> _WRITTEN PROBLEM_
Copy every line of the data exactly, leaving nothing out.

(Collection entries)
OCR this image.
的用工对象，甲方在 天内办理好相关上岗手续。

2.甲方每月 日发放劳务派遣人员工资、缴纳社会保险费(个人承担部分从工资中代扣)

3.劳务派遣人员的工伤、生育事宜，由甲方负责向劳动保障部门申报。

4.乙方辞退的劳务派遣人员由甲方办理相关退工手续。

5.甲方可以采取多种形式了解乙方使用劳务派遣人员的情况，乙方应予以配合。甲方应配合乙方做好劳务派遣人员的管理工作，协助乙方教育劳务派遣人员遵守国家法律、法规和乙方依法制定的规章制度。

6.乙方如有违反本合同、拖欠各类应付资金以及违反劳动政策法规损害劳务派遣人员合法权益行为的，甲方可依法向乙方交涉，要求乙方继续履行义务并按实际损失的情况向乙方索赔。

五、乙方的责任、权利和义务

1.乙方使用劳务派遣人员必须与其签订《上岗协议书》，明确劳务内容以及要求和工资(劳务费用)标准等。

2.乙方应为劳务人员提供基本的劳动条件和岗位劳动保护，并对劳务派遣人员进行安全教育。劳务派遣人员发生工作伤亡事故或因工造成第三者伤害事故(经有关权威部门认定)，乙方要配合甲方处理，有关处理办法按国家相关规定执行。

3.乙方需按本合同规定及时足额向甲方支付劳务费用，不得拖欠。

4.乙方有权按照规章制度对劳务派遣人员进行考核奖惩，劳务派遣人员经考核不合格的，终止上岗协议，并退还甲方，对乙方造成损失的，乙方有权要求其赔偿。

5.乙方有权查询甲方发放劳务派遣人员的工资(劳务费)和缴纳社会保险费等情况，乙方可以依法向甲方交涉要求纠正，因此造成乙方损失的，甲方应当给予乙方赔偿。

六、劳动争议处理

> _EXERCISE SOLUTION_
OCR this image.
的用工对象，甲方在 天内办理好相关上岗手续。

2.甲方每月 日发放劳务派遣人员工资、缴纳社会保险费(个人承担部分从工资中代扣)

3.劳务派遣人员的工伤、生育事宜，由甲方负责向劳动保障部门申报。

4.乙方辞退的劳务派遣人员由甲方办理相关退工手续。

5.甲方可以采取多种形式了解乙方使用劳务派遣人员的情况，乙方应予以配合。甲方应配合乙方做好劳务派遣人员的管理工作，协助乙方教育劳务派遣人员遵守国家法律、法规和乙方依法制定的规章制度。

6.乙方如有违反本合同、拖欠各类应付资金以及违反劳动政策法规损害劳务派遣人员合法权益行为的，甲方可依法向乙方交涉，要求乙方继续履行义务并按实际损失的情况向乙方索赔。

五、乙方的责任、权利和义务

1.乙方使用劳务派遣人员必须与其签订《上岗协议书》，明确劳务内容以及要求和工资(劳务费用)标准等。

2.乙方应为劳务人员提供基本的劳动条件和岗位劳动保护，并对劳务派遣人员进行安全教育。劳务派遣人员发生工作伤亡事故或因工造成第三者伤害事故(经有关权威部门认定)，乙方要配合甲方处理，有关处理办法按国家相关规定执行。

3.乙方需按本合同规定及时足额向甲方支付劳务费用，不得拖欠。

4.乙方有权按照规章制度对劳务派遣人员进行考核奖惩，劳务派遣人员经考核不合格的，终止上岗协议，并退还甲方，对乙方造成损失的，乙方有权要求其赔偿。

5.乙方有权查询甲方发放劳务派遣人员的工资(劳务费)和缴纳社会保险费等情况，乙方可以依法向甲方交涉要求纠正，因此造成乙方损失的，甲方应当给予乙方赔偿。

六、劳动争议处理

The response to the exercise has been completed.